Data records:
━━━━━━

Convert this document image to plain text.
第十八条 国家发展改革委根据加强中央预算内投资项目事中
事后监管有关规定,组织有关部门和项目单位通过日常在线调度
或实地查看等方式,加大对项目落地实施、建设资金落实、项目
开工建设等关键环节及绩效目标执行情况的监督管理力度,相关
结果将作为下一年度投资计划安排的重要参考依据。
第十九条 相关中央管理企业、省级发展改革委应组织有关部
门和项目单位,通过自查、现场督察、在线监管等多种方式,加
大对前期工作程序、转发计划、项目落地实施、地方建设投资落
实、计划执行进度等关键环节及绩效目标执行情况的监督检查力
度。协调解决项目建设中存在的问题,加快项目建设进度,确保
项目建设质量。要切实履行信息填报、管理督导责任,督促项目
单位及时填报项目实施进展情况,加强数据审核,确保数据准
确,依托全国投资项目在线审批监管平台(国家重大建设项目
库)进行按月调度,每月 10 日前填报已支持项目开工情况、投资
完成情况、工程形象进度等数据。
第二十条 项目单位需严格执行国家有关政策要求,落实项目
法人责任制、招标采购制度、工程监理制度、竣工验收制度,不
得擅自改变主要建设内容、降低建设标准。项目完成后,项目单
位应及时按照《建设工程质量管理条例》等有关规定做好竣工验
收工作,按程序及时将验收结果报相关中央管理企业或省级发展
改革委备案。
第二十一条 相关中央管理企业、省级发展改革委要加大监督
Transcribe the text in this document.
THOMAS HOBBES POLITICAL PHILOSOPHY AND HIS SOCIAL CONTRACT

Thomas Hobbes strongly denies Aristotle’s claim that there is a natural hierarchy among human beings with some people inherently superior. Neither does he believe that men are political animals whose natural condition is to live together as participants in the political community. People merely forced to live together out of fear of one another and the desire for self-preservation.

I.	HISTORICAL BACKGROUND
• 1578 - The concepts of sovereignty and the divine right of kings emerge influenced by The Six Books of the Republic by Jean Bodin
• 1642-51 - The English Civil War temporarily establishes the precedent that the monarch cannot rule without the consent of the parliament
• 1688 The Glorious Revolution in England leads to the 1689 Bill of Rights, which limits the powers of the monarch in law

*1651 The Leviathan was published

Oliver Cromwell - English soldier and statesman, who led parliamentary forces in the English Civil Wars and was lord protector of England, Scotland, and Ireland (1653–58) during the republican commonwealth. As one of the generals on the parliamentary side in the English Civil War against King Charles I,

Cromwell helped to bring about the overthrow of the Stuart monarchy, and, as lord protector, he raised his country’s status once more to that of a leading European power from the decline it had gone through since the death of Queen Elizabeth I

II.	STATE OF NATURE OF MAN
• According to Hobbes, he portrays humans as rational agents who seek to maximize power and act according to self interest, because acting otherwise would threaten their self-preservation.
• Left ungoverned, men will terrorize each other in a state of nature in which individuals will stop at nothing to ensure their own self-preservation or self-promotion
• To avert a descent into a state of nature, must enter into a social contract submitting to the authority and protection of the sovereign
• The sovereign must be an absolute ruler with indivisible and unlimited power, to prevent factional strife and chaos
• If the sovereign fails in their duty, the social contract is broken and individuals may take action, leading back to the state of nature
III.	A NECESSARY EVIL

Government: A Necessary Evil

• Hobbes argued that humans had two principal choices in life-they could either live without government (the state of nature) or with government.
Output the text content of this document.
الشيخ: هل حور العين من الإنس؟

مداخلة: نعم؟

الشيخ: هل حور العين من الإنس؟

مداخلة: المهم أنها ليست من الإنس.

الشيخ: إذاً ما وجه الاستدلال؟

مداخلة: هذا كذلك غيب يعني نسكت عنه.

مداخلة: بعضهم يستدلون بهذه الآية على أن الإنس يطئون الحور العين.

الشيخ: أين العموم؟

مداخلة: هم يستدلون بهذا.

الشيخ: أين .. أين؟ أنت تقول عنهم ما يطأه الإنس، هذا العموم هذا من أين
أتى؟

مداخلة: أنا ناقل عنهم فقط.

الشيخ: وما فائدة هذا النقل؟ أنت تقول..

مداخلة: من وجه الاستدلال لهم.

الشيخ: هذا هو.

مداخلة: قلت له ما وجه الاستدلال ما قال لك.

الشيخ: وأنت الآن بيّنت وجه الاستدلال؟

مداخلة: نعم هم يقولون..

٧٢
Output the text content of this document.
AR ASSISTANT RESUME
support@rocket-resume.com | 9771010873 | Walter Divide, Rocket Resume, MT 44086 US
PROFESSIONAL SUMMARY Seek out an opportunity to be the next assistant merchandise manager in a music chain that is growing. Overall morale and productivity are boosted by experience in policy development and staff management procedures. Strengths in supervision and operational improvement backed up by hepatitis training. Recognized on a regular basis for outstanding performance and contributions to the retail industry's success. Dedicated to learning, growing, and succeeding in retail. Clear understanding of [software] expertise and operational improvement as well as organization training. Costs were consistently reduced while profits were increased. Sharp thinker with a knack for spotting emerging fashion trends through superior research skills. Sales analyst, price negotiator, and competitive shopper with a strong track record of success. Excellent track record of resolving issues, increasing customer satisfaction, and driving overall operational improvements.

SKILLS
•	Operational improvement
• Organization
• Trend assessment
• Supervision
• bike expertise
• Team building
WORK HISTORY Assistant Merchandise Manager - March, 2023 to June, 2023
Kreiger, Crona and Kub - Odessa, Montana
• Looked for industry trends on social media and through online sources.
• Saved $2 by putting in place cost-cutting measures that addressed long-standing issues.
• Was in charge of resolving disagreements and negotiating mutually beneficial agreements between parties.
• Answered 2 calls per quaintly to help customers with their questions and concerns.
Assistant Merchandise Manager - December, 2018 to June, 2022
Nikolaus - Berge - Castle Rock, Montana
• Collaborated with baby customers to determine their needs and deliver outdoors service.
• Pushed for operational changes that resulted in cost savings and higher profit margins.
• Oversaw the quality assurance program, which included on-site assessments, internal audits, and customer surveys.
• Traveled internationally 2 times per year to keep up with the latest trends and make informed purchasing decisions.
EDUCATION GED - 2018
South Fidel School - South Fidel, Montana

━━━━━━

▶ [TASK DETAILS] All of the records must be retyped exactly as they are.

▶ [FINISHED EXERCISE]
Convert this document image to plain text.
第十八条 国家发展改革委根据加强中央预算内投资项目事中
事后监管有关规定,组织有关部门和项目单位通过日常在线调度
或实地查看等方式,加大对项目落地实施、建设资金落实、项目
开工建设等关键环节及绩效目标执行情况的监督管理力度,相关
结果将作为下一年度投资计划安排的重要参考依据。
第十九条 相关中央管理企业、省级发展改革委应组织有关部
门和项目单位,通过自查、现场督察、在线监管等多种方式,加
大对前期工作程序、转发计划、项目落地实施、地方建设投资落
实、计划执行进度等关键环节及绩效目标执行情况的监督检查力
度。协调解决项目建设中存在的问题,加快项目建设进度,确保
项目建设质量。要切实履行信息填报、管理督导责任,督促项目
单位及时填报项目实施进展情况,加强数据审核,确保数据准
确,依托全国投资项目在线审批监管平台(国家重大建设项目
库)进行按月调度,每月 10 日前填报已支持项目开工情况、投资
完成情况、工程形象进度等数据。
第二十条 项目单位需严格执行国家有关政策要求,落实项目
法人责任制、招标采购制度、工程监理制度、竣工验收制度,不
得擅自改变主要建设内容、降低建设标准。项目完成后,项目单
位应及时按照《建设工程质量管理条例》等有关规定做好竣工验
收工作,按程序及时将验收结果报相关中央管理企业或省级发展
改革委备案。
第二十一条 相关中央管理企业、省级发展改革委要加大监督
Transcribe the text in this document.
THOMAS HOBBES POLITICAL PHILOSOPHY AND HIS SOCIAL CONTRACT

Thomas Hobbes strongly denies Aristotle’s claim that there is a natural hierarchy among human beings with some people inherently superior. Neither does he believe that men are political animals whose natural condition is to live together as participants in the political community. People merely forced to live together out of fear of one another and the desire for self-preservation.

I.	HISTORICAL BACKGROUND
• 1578 - The concepts of sovereignty and the divine right of kings emerge influenced by The Six Books of the Republic by Jean Bodin
• 1642-51 - The English Civil War temporarily establishes the precedent that the monarch cannot rule without the consent of the parliament
• 1688 The Glorious Revolution in England leads to the 1689 Bill of Rights, which limits the powers of the monarch in law

*1651 The Leviathan was published

Oliver Cromwell - English soldier and statesman, who led parliamentary forces in the English Civil Wars and was lord protector of England, Scotland, and Ireland (1653–58) during the republican commonwealth. As one of the generals on the parliamentary side in the English Civil War against King Charles I,

Cromwell helped to bring about the overthrow of the Stuart monarchy, and, as lord protector, he raised his country’s status once more to that of a leading European power from the decline it had gone through since the death of Queen Elizabeth I

II.	STATE OF NATURE OF MAN
• According to Hobbes, he portrays humans as rational agents who seek to maximize power and act according to self interest, because acting otherwise would threaten their self-preservation.
• Left ungoverned, men will terrorize each other in a state of nature in which individuals will stop at nothing to ensure their own self-preservation or self-promotion
• To avert a descent into a state of nature, must enter into a social contract submitting to the authority and protection of the sovereign
• The sovereign must be an absolute ruler with indivisible and unlimited power, to prevent factional strife and chaos
• If the sovereign fails in their duty, the social contract is broken and individuals may take action, leading back to the state of nature
III.	A NECESSARY EVIL

Government: A Necessary Evil

• Hobbes argued that humans had two principal choices in life-they could either live without government (the state of nature) or with government.
Output the text content of this document.
الشيخ: هل حور العين من الإنس؟

مداخلة: نعم؟

الشيخ: هل حور العين من الإنس؟

مداخلة: المهم أنها ليست من الإنس.

الشيخ: إذاً ما وجه الاستدلال؟

مداخلة: هذا كذلك غيب يعني نسكت عنه.

مداخلة: بعضهم يستدلون بهذه الآية على أن الإنس يطئون الحور العين.

الشيخ: أين العموم؟

مداخلة: هم يستدلون بهذا.

الشيخ: أين .. أين؟ أنت تقول عنهم ما يطأه الإنس، هذا العموم هذا من أين
أتى؟

مداخلة: أنا ناقل عنهم فقط.

الشيخ: وما فائدة هذا النقل؟ أنت تقول..

مداخلة: من وجه الاستدلال لهم.

الشيخ: هذا هو.

مداخلة: قلت له ما وجه الاستدلال ما قال لك.

الشيخ: وأنت الآن بيّنت وجه الاستدلال؟

مداخلة: نعم هم يقولون..

٧٢
Output the text content of this document.
AR ASSISTANT RESUME
support@rocket-resume.com | 9771010873 | Walter Divide, Rocket Resume, MT 44086 US
PROFESSIONAL SUMMARY Seek out an opportunity to be the next assistant merchandise manager in a music chain that is growing. Overall morale and productivity are boosted by experience in policy development and staff management procedures. Strengths in supervision and operational improvement backed up by hepatitis training. Recognized on a regular basis for outstanding performance and contributions to the retail industry's success. Dedicated to learning, growing, and succeeding in retail. Clear understanding of [software] expertise and operational improvement as well as organization training. Costs were consistently reduced while profits were increased. Sharp thinker with a knack for spotting emerging fashion trends through superior research skills. Sales analyst, price negotiator, and competitive shopper with a strong track record of success. Excellent track record of resolving issues, increasing customer satisfaction, and driving overall operational improvements.

SKILLS
•	Operational improvement
• Organization
• Trend assessment
• Supervision
• bike expertise
• Team building
WORK HISTORY Assistant Merchandise Manager - March, 2023 to June, 2023
Kreiger, Crona and Kub - Odessa, Montana
• Looked for industry trends on social media and through online sources.
• Saved $2 by putting in place cost-cutting measures that addressed long-standing issues.
• Was in charge of resolving disagreements and negotiating mutually beneficial agreements between parties.
• Answered 2 calls per quaintly to help customers with their questions and concerns.
Assistant Merchandise Manager - December, 2018 to June, 2022
Nikolaus - Berge - Castle Rock, Montana
• Collaborated with baby customers to determine their needs and deliver outdoors service.
• Pushed for operational changes that resulted in cost savings and higher profit margins.
• Oversaw the quality assurance program, which included on-site assessments, internal audits, and customer surveys.
• Traveled internationally 2 times per year to keep up with the latest trends and make informed purchasing decisions.
EDUCATION GED - 2018
South Fidel School - South Fidel, Montana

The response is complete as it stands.